[Start PROVIDED INFORMATION]

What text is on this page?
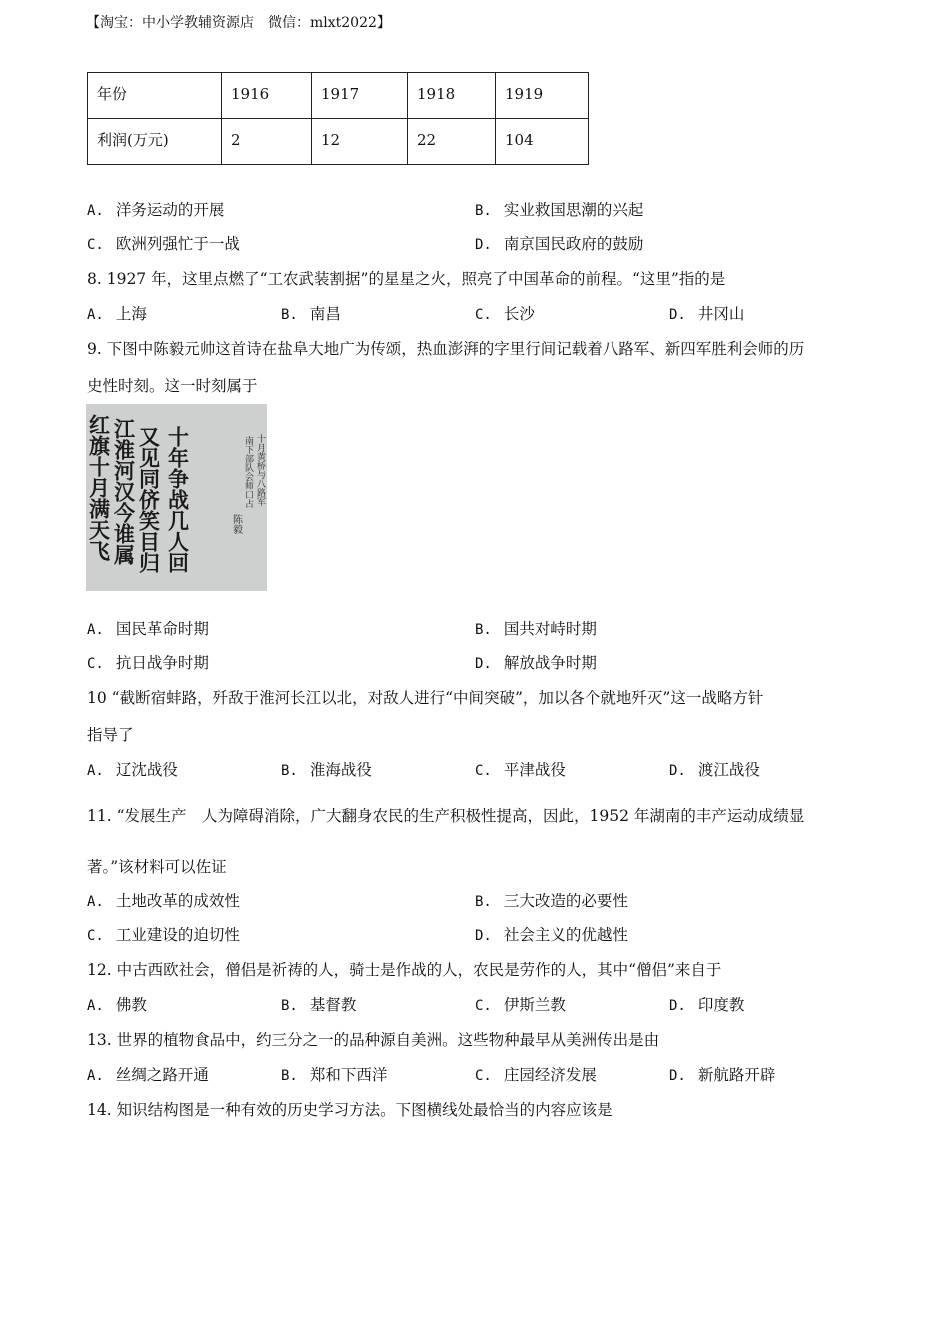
【淘宝：中小学教辅资源店　微信：mlxt2022】
年份	1916	1917	1918	1919
利润(万元)	2	12	22	104
A. 洋务运动的开展	B. 实业救国思潮的兴起
C. 欧洲列强忙于一战	D. 南京国民政府的鼓励
8. 1927 年，这里点燃了“工农武装割据”的星星之火，照亮了中国革命的前程。“这里”指的是
A. 上海	B. 南昌	C. 长沙	D. 井冈山
9. 下图中陈毅元帅这首诗在盐阜大地广为传颂，热血澎湃的字里行间记载着八路军、新四军胜利会师的历
史性时刻。这一时刻属于
十年争战几人回
又见同侪笑目归
江淮河汉今谁属
红旗十月满天飞	十月黄桥与八路军
南下部队会师口占
陈毅
A. 国民革命时期	B. 国共对峙时期
C. 抗日战争时期	D. 解放战争时期
10 “截断宿蚌路，歼敌于淮河长江以北，对敌人进行“中间突破”，加以各个就地歼灭”这一战略方针
指导了
A. 辽沈战役	B. 淮海战役	C. 平津战役	D. 渡江战役
11. “发展生产　人为障碍消除，广大翻身农民的生产积极性提高，因此，1952 年湖南的丰产运动成绩显
著。”该材料可以佐证
A. 土地改革的成效性	B. 三大改造的必要性
C. 工业建设的迫切性	D. 社会主义的优越性
12. 中古西欧社会，僧侣是祈祷的人，骑士是作战的人，农民是劳作的人，其中“僧侣”来自于
A. 佛教	B. 基督教	C. 伊斯兰教	D. 印度教
13. 世界的植物食品中，约三分之一的品种源自美洲。这些物种最早从美洲传出是由
A. 丝绸之路开通	B. 郑和下西洋	C. 庄园经济发展	D. 新航路开辟
14. 知识结构图是一种有效的历史学习方法。下图横线处最恰当的内容应该是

[End PROVIDED INFORMATION]

GOAL:
Return all of the entries exactly as written, but drop any pictures they hold.

EXERCISE OUTPUT:
What text is on this page?
【淘宝：中小学教辅资源店　微信：mlxt2022】
年份	1916	1917	1918	1919
利润(万元)	2	12	22	104
A. 洋务运动的开展	B. 实业救国思潮的兴起
C. 欧洲列强忙于一战	D. 南京国民政府的鼓励
8. 1927 年，这里点燃了“工农武装割据”的星星之火，照亮了中国革命的前程。“这里”指的是
A. 上海	B. 南昌	C. 长沙	D. 井冈山
9. 下图中陈毅元帅这首诗在盐阜大地广为传颂，热血澎湃的字里行间记载着八路军、新四军胜利会师的历
史性时刻。这一时刻属于
十年争战几人回
又见同侪笑目归
江淮河汉今谁属
红旗十月满天飞	十月黄桥与八路军
南下部队会师口占
陈毅
A. 国民革命时期	B. 国共对峙时期
C. 抗日战争时期	D. 解放战争时期
10 “截断宿蚌路，歼敌于淮河长江以北，对敌人进行“中间突破”，加以各个就地歼灭”这一战略方针
指导了
A. 辽沈战役	B. 淮海战役	C. 平津战役	D. 渡江战役
11. “发展生产　人为障碍消除，广大翻身农民的生产积极性提高，因此，1952 年湖南的丰产运动成绩显
著。”该材料可以佐证
A. 土地改革的成效性	B. 三大改造的必要性
C. 工业建设的迫切性	D. 社会主义的优越性
12. 中古西欧社会，僧侣是祈祷的人，骑士是作战的人，农民是劳作的人，其中“僧侣”来自于
A. 佛教	B. 基督教	C. 伊斯兰教	D. 印度教
13. 世界的植物食品中，约三分之一的品种源自美洲。这些物种最早从美洲传出是由
A. 丝绸之路开通	B. 郑和下西洋	C. 庄园经济发展	D. 新航路开辟
14. 知识结构图是一种有效的历史学习方法。下图横线处最恰当的内容应该是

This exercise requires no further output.